■ WHAT TO DO:
Pull every "Convexity" line out of the data below.
——————————
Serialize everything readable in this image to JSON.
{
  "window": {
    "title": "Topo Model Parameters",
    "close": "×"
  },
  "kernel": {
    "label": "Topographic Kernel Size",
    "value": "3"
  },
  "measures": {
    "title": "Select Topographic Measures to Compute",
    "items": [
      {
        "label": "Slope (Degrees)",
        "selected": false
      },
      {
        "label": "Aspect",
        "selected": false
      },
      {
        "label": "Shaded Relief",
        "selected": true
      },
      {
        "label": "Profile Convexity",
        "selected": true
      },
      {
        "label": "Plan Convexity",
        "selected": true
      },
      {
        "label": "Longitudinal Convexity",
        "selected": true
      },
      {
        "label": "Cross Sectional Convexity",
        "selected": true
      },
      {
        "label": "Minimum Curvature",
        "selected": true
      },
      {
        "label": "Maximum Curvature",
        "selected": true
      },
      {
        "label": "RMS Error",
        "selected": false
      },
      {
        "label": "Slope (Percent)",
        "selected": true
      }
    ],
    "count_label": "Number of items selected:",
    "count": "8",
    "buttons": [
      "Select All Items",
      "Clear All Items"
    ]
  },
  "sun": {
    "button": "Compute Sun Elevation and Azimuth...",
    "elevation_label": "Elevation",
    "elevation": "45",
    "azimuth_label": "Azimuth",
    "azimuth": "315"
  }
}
——————————
■ WRITTEN RESPONSE:
        "label": "Profile Convexity",
        "label": "Plan Convexity",
        "label": "Longitudinal Convexity",
        "label": "Cross Sectional Convexity",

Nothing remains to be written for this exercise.